**Page extract**:

==*==

Per the Constitution, yes. The Constitution also allows each legislative house to make its own rules, and the Senate says the chief justice of the Supreme Court shall be presiding officer over the Senate trial of an impeached vice president.
 

Sabot Cat

Banned
Per the Constitution, yes. The Constitution also allows each legislative house to make its own rules, and the Senate says the chief justice of the Supreme Court shall be presiding officer over the Senate trial of an impeached vice president.

That seems unconstitutional absent an amendment.
 
What seems to be the previaling rule is expressed by John D. Feerick, *The Twenty Fifth Amendment: Its Complete History and Applications*, p. 30:

"While the Constitution provided that the Chief Justice would preside at any impeachment trial of the President, no presiding officer was specified for a trial of the Vice President. Presumably, the President pro tempore of the Senate would preside, since it would be incongruous for an impeached Vice President to preside over his own trial, and since the Constitution provides for the President pro tempore to serve as President of the Senate in the absence of the Vice President." http://books.google.com/books?vid=ISBN0823213730&id=xf2QOEm9wHIC&pg=RA1-PA30

At least one person has expressed a dissenting view: Michael Stokes Paulsen of the University of Minnesota Law School in *Constitutional Stupidities, Constitutional Tragedies,* (edited by William N. Eskridge and Sanford Levinson), pp. 75-6:

"Under Article I, Section 3, Clause 4 of the Constitution, the vice president of the United States is 'president of the Senate.' Clause 6 of the same section specifies that the Senate 'shall have the sole power to try all Impeachments.' Thus, the vice president of the United States is the presiding officer at his own impeachment trial. Q.E.D.

"There is no way around this one. Nowhere does the Constitution say that the vice president is stripped of his power as presiding officer of the Senate just because the business at hand is his own impeachment trial. Article I, Section 3, Clause 5 specifies that the Senate's chosen 'President pro tempore' serves "in the *Absence* of the Vice President or when he shall exercise the office of President of the United States' (emphasis mine). The vice president is not 'absent' when he is before the Senate for his own impeachment trial, and he certainly is not exercising the office of president of the United States.

"The power of each house of Congress to make its own rules of proceedings pursuant to Article I, Section 5, Clause 2, cannot be used to strip the vice president of his specific constitutional prerogative--one of the few he has--as president of the Senate, or to accomplish the same thing by deeming the vice president 'absent' if he is impeached. Unlike the House, which has unrestricted power to choose its speaker and other officers (and thus can strip the speaker of his powers if they like), the Senate is stuck with the vice president. Its rules-of-proceedings power is bounded by the fact the vice president of the United States must remain the presiding officer of the Senate..."

==*==

**Excerpted data**:
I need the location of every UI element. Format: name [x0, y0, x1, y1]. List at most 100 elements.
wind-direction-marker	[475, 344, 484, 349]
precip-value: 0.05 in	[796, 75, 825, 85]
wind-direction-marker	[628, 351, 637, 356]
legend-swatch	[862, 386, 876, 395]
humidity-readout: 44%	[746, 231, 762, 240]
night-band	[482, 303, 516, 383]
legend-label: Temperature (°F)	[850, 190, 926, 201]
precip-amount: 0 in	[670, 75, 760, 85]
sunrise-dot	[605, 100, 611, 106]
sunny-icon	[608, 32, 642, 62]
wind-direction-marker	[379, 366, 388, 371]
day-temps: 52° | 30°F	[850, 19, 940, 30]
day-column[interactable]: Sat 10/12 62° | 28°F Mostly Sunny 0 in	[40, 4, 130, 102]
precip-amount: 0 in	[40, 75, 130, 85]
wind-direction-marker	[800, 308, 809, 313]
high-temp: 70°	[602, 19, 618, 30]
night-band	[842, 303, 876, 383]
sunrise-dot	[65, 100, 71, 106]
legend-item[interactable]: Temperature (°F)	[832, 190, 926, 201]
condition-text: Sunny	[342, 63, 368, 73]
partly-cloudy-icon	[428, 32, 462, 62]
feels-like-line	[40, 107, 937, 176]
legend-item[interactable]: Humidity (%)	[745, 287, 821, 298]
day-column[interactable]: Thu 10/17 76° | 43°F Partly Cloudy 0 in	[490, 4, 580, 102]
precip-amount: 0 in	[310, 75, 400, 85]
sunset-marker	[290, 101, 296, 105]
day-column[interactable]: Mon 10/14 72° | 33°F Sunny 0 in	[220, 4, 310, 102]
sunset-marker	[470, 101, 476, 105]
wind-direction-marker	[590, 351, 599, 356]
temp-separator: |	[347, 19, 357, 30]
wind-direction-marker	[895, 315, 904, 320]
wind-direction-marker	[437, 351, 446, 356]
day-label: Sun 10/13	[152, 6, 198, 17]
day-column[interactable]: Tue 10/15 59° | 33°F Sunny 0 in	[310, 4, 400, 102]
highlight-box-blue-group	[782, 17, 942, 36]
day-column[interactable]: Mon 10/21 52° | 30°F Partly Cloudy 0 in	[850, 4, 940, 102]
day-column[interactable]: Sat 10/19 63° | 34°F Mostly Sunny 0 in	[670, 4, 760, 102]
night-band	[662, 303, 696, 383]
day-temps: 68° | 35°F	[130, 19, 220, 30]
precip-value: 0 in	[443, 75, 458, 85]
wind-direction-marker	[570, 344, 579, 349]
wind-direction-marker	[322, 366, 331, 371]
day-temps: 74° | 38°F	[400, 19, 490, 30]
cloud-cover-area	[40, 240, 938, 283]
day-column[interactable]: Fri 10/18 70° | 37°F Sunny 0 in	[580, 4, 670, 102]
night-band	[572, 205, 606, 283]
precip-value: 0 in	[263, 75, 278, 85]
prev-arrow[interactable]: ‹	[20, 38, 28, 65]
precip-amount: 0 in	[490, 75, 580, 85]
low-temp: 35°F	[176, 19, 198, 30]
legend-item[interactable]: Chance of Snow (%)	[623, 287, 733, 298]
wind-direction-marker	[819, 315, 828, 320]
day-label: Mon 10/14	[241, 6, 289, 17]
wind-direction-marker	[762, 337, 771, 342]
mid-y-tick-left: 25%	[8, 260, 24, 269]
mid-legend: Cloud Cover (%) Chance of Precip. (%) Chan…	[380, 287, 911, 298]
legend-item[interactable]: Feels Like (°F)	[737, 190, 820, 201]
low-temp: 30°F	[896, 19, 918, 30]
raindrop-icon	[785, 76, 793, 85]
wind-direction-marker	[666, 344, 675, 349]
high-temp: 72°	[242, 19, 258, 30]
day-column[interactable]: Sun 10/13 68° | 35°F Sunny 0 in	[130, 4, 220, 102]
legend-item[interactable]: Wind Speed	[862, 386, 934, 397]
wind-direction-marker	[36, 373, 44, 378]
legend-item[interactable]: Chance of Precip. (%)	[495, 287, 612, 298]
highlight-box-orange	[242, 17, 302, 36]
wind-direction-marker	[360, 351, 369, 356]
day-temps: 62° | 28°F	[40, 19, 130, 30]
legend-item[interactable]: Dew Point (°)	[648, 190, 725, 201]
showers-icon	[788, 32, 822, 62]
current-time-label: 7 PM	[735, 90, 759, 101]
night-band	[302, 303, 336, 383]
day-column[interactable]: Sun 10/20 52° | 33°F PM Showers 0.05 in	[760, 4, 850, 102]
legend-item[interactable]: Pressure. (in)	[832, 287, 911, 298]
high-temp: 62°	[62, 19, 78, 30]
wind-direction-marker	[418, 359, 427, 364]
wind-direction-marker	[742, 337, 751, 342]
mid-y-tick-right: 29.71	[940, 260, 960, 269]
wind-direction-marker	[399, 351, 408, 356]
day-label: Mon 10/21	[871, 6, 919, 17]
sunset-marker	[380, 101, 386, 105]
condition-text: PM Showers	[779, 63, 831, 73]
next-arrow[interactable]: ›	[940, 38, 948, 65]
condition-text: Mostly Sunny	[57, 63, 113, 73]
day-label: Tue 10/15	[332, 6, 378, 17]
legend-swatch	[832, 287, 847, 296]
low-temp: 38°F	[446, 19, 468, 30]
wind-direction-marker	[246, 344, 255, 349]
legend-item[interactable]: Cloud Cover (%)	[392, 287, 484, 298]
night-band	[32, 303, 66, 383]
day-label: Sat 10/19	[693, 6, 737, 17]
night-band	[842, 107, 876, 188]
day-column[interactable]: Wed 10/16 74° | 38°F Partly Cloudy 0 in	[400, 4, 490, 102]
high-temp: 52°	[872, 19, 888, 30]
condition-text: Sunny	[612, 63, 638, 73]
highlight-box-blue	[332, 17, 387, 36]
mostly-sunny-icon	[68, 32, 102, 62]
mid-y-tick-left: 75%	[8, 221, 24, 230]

==*==

**Tasks to complete**:
a) List every person the discussion of vice-presidential impeachment trials names as an author or editor of a cited book.
b) Reproduce the passage of the discussion of vice-presidential impeachment trials starting with "At least one" and going on through "impeachment trial. Q.E.D.".

**Task solutions**:
a)
John D. Feerick
Michael Stokes Paulsen
William N. Eskridge
Sanford Levinson

b)
At least one person has expressed a dissenting view: Michael Stokes Paulsen of the University of Minnesota Law School in *Constitutional Stupidities, Constitutional Tragedies,* (edited by William N. Eskridge and Sanford Levinson), pp. 75-6:

"Under Article I, Section 3, Clause 4 of the Constitution, the vice president of the United States is 'president of the Senate.' Clause 6 of the same section specifies that the Senate 'shall have the sole power to try all Impeachments.' Thus, the vice president of the United States is the presiding officer at his own impeachment trial. Q.E.D.